* Selected excerpt:
=== Section Start ===

Meteorological history
- Formed: June 4, 1966
- Dissipated: June 14, 1966

Category 3 major hurricane
- 1-minute sustained (SSHWS/NWS)
- Highest winds: 115 mph (185 km/h)
- Lowest pressure: 970 mbar (hPa); 28.64 inHg

Overall effects
- Fatalities: 90 total
- Damage: $210 million (1966 USD)
- Areas affected: Nicaragua, Honduras, Cuba, East Coast of the United States
- IBTrACS
- Part of the 1966 Atlantic hurricane season

= Hurricane Alma (1966) =

Category 3 Atlantic hurricane

Hurricane Alma was a rare June major hurricane in the 1966 Atlantic hurricane season. It was the earliest Atlantic hurricane in the calendar year in fifteen years, as well as the earliest continental U.S. hurricane strike since 1825. Alma developed on June 4 over Central America, and while moving through Honduras, it dropped heavy rainfall that killed at least 73 people in the city of San Rafael. Offshore northern Honduras, the system produced heavy rainfall in Swan Island. Alma moved northeastward and intensified into a hurricane on June 6. It crossed western Cuba, causing heavy crop damage and water shortages. Alma destroyed over 1,000 houses, and damage was estimated around $200 million (1966 USD). The storm killed 11 people in the country.

After crossing Cuba, Alma intensified further to reach winds of 115 mph in the Gulf of Mexico. The hurricane passed west of Key West, Florida, causing a power outage and flooding. Alma dropped heavy rainfall and produced winds across most of Florida, which damaged crops and caused scattered power outages. The hurricane weakened before moving ashore near Apalachee Bay. Damage in Florida was estimated at $10 million, and there were six deaths in the state.

=== Section End ===

* Instructions:
a - Transcribe the part of the Hurricane Alma passage that opens with the words "Hurricane Alma was" and closes with "in the country.".
b - According to the Hurricane Alma passage, how many people did the storm's rainfall kill in the city of San Rafael?
Work from the Hurricane Alma passage alone.

Stored items from a collection

=== Section Start ===

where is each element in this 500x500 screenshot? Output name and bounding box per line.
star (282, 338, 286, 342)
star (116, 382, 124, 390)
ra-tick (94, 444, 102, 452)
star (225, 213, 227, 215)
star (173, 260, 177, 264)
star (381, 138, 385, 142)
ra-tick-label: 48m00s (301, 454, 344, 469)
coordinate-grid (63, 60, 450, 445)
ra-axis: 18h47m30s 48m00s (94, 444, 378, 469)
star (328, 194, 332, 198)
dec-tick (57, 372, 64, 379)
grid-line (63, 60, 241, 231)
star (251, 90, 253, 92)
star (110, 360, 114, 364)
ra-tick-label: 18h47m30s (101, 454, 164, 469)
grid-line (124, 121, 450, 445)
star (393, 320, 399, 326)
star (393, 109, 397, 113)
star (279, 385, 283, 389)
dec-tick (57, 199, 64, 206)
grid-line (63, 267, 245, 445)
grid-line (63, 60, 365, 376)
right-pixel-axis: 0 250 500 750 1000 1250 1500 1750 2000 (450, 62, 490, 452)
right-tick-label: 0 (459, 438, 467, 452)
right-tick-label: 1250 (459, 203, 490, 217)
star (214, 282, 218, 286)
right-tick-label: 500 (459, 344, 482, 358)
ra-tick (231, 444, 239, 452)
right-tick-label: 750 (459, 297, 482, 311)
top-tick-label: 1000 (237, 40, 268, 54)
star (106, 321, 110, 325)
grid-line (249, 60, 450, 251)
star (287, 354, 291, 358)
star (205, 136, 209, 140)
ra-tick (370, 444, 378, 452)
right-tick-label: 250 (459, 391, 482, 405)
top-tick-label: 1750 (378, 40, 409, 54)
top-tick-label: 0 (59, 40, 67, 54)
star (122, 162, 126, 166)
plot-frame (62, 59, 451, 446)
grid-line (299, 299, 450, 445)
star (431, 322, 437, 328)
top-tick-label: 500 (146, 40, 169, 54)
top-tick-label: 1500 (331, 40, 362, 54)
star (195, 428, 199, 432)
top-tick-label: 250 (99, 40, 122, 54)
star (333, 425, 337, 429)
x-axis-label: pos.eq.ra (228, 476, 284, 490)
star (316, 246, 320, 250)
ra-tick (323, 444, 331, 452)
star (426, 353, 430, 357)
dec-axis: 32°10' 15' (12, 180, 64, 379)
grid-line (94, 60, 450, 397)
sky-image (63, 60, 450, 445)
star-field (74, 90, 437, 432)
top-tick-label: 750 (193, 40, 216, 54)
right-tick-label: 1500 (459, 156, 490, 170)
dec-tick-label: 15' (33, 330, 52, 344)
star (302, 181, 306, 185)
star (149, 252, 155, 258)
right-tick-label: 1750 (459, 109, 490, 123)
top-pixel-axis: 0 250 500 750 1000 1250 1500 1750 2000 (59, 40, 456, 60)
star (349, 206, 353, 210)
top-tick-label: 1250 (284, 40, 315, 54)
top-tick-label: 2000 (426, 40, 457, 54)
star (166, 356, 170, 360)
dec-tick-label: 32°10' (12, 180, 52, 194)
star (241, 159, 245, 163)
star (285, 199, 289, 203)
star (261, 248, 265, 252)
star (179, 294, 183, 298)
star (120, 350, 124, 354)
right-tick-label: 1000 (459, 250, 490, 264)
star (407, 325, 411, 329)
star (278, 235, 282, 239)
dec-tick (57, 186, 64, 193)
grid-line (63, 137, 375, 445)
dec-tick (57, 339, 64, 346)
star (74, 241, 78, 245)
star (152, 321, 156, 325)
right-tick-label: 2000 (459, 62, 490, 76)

=== Section End ===

* Numbered answers:
a -
Hurricane Alma was a rare June major hurricane in the 1966 Atlantic hurricane season. It was the earliest Atlantic hurricane in the calendar year in fifteen years, as well as the earliest continental U.S. hurricane strike since 1825. Alma developed on June 4 over Central America, and while moving through Honduras, it dropped heavy rainfall that killed at least 73 people in the city of San Rafael. Offshore northern Honduras, the system produced heavy rainfall in Swan Island. Alma moved northeastward and intensified into a hurricane on June 6. It crossed western Cuba, causing heavy crop damage and water shortages. Alma destroyed over 1,000 houses, and damage was estimated around $200 million (1966 USD). The storm killed 11 people in the country.

b - At least 73 people.